PROBLEM TO WORK ON: Gather all lines in the entries that include the word "高血圧は".

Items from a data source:
········

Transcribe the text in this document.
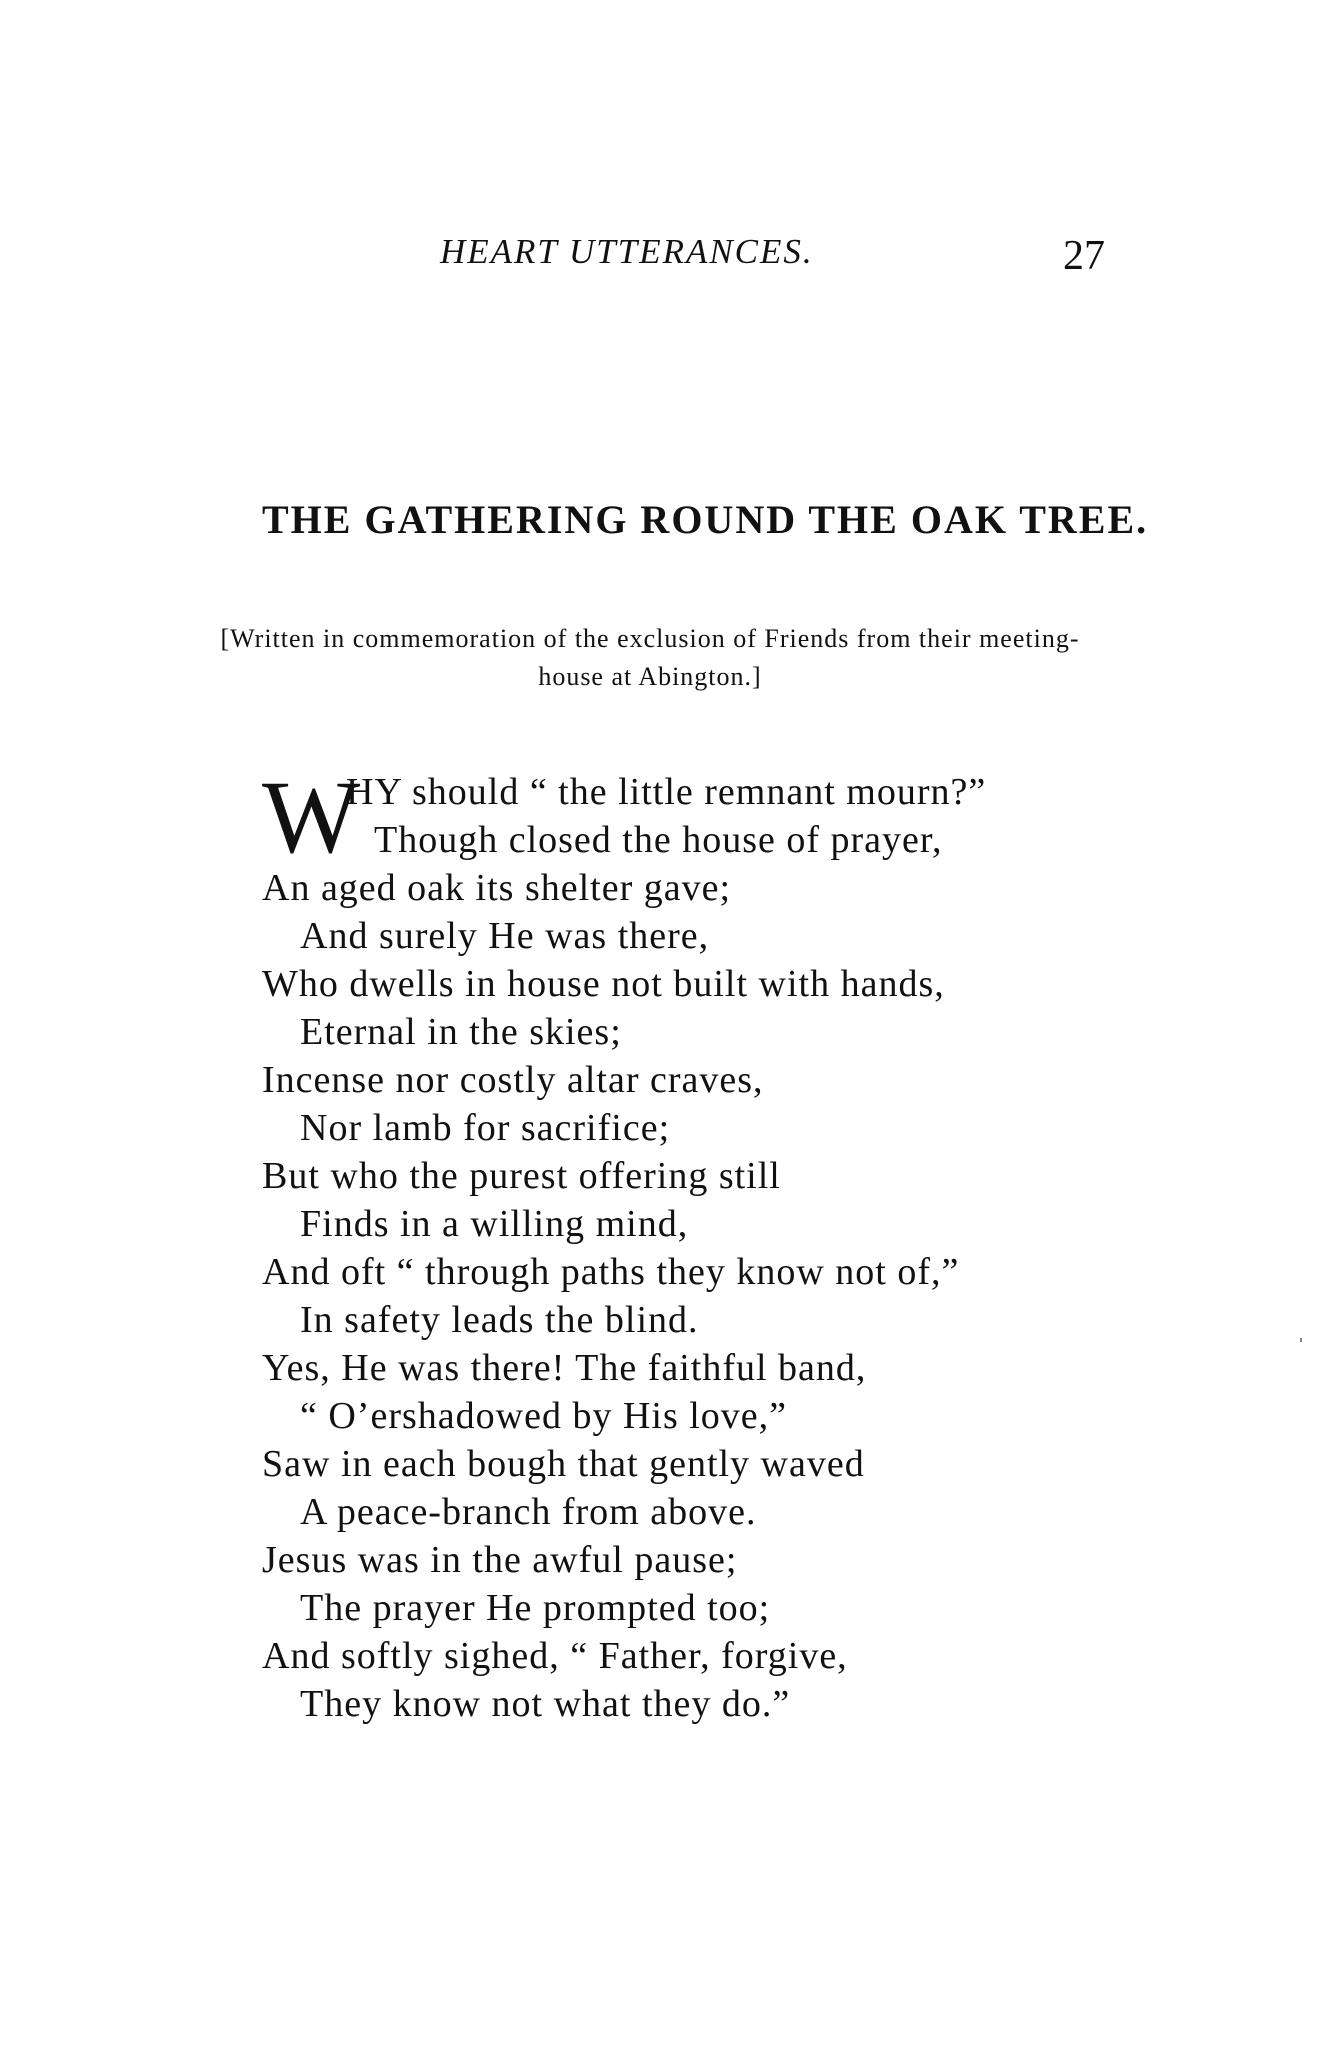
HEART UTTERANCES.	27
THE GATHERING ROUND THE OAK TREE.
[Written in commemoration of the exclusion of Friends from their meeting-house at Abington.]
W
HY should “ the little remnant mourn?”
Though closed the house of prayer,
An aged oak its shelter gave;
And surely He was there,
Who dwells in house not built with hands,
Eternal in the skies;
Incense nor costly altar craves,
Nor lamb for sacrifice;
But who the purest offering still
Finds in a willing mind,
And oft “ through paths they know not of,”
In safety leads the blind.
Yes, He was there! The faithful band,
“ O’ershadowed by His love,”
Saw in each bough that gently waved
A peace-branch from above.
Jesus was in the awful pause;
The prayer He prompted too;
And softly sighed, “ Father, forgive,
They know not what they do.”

········

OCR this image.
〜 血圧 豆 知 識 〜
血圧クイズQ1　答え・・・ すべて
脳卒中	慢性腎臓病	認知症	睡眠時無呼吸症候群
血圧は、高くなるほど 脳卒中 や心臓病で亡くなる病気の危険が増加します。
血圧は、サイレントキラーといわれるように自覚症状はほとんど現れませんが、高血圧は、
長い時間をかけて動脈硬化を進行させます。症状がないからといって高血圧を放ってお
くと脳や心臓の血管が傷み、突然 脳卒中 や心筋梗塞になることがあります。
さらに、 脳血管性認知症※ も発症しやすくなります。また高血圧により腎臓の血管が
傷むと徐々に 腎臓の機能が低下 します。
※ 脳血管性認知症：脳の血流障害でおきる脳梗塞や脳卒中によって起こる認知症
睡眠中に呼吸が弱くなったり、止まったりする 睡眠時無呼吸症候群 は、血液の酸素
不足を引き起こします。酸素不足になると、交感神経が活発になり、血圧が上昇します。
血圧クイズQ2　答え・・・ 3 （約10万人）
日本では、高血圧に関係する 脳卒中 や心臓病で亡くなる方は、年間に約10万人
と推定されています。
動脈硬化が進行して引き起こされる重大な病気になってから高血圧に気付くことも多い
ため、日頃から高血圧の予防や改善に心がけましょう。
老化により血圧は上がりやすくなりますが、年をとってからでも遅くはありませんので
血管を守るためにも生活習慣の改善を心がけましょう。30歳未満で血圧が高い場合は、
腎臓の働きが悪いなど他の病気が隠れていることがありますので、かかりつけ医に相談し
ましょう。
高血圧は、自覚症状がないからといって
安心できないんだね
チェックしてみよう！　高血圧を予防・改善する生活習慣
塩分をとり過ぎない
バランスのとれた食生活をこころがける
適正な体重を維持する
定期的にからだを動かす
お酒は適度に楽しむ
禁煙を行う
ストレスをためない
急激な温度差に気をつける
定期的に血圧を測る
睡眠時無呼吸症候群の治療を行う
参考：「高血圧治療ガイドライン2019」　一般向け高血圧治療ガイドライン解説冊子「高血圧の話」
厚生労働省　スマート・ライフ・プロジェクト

········

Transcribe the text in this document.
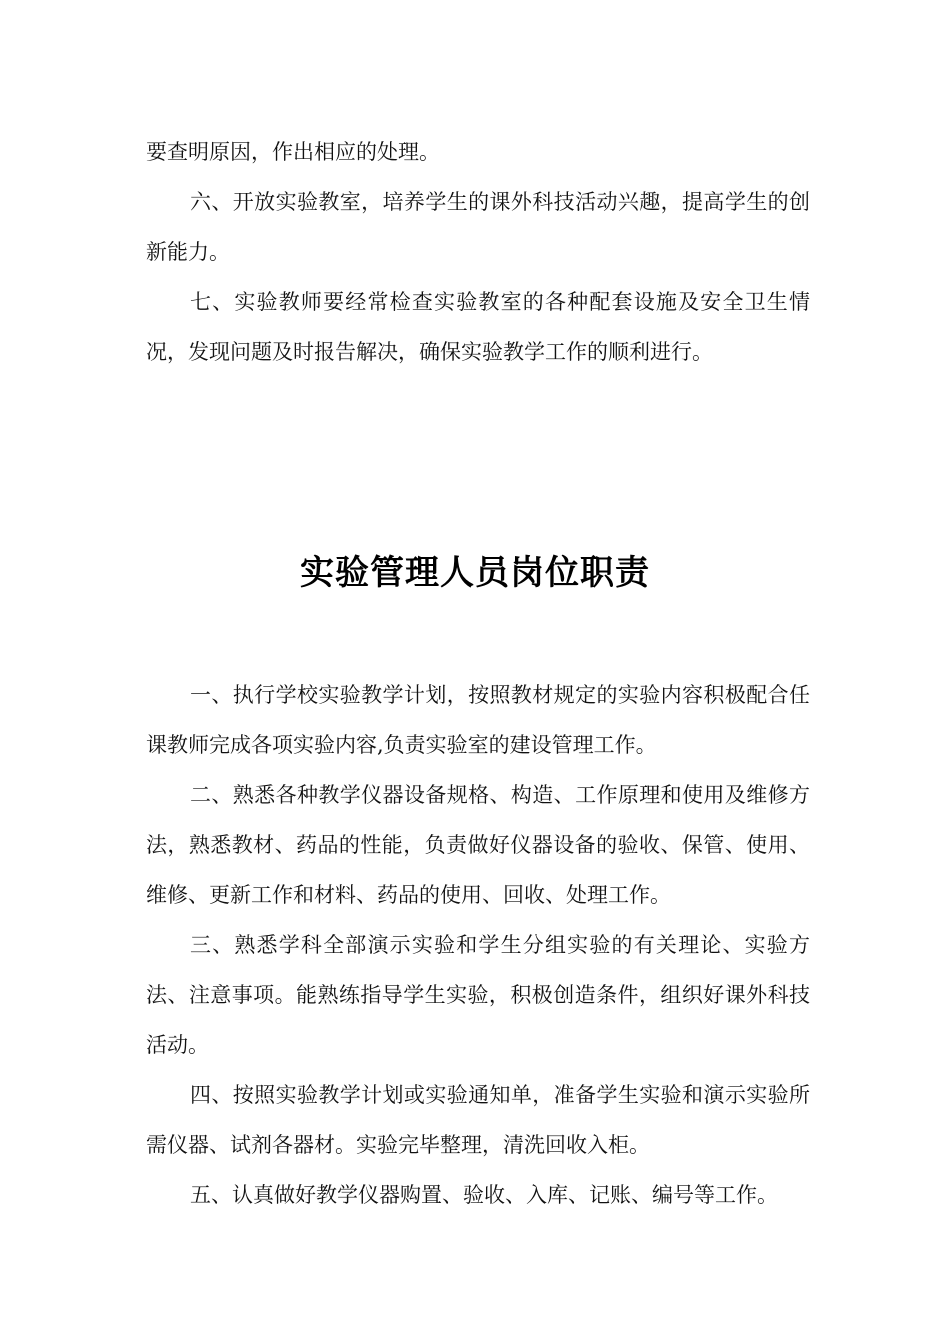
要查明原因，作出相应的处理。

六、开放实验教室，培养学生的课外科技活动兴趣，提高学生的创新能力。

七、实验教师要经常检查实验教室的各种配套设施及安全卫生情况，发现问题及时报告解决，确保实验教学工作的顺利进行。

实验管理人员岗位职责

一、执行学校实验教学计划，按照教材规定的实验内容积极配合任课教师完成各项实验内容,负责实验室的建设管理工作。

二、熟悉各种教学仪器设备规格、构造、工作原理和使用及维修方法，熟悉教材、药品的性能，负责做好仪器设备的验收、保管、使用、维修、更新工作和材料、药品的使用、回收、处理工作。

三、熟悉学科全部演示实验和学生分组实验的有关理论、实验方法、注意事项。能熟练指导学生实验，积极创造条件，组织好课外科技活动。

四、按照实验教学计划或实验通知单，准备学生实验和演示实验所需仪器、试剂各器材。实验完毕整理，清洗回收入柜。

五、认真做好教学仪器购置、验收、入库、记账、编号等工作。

········

THE RESULT:
血圧は、サイレントキラーといわれるように自覚症状はほとんど現れませんが、高血圧は、
高血圧は、自覚症状がないからといって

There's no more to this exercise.